(Dataset rows about figures)
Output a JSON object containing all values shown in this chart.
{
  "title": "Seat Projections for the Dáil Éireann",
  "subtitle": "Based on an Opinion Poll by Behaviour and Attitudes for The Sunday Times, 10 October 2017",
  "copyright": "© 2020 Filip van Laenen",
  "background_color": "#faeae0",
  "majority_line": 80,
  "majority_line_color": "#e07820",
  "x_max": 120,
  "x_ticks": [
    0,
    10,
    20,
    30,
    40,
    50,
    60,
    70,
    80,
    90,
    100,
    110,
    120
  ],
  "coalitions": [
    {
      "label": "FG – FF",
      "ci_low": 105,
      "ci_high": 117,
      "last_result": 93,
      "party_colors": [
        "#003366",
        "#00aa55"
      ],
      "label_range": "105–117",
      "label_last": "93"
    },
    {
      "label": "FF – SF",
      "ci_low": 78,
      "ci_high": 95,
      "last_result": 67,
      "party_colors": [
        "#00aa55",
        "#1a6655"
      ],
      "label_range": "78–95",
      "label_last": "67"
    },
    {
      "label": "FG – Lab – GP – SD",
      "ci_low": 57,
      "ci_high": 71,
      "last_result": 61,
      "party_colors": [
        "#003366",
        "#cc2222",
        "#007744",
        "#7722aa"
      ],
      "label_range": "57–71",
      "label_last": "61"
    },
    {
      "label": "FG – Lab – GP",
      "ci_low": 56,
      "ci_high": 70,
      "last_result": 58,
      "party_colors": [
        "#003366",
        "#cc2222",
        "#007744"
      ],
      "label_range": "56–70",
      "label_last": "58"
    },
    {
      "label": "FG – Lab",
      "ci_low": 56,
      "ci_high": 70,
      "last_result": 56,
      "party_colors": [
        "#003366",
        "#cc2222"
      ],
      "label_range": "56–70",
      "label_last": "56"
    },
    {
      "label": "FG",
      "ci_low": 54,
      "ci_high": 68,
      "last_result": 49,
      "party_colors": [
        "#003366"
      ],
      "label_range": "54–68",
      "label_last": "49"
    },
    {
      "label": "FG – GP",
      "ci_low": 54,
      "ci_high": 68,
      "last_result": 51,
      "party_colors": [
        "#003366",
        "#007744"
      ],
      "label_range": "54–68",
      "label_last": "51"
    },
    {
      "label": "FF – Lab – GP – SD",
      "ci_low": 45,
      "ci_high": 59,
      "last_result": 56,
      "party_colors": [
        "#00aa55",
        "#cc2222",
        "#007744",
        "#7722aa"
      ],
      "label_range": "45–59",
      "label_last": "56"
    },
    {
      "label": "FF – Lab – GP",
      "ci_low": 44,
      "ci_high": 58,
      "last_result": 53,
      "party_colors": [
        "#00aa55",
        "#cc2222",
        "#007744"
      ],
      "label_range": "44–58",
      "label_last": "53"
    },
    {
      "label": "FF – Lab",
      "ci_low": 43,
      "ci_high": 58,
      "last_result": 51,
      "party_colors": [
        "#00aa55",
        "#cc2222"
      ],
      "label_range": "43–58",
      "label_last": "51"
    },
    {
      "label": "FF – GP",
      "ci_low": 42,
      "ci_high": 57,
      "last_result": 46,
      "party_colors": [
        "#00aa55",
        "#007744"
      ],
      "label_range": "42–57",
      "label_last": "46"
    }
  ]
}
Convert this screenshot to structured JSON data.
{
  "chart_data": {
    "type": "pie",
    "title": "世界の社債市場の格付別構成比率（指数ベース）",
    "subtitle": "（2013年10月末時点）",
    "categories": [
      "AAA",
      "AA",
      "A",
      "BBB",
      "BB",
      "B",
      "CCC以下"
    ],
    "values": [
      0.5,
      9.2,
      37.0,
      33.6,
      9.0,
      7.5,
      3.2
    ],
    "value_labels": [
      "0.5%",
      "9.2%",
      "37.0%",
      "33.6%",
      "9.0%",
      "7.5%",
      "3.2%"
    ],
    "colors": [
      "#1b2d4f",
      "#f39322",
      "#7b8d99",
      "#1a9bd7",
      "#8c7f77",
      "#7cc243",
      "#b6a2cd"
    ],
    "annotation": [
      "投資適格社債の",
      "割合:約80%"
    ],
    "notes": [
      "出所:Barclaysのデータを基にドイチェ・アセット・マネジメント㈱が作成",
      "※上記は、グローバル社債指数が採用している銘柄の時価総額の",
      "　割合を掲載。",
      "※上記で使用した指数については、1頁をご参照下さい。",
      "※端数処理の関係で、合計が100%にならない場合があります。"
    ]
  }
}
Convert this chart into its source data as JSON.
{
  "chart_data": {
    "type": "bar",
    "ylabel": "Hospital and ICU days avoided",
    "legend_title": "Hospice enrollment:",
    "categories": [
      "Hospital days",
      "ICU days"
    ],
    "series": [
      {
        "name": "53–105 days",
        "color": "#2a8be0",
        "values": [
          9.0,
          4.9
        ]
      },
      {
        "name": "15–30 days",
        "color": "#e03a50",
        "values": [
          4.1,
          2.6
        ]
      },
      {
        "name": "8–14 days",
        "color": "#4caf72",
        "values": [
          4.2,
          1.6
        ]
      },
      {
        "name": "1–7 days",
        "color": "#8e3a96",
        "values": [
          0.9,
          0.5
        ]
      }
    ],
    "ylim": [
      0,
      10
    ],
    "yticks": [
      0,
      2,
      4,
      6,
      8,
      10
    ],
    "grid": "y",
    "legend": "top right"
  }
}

◆ **OBJECTIVE**: Filter the records above for lines containing the word "JSON", and copy those lines.

◆ **SOLUTION TO THIS TASK**:
Output a JSON object containing all values shown in this chart.
Convert this screenshot to structured JSON data.
Convert this chart into its source data as JSON.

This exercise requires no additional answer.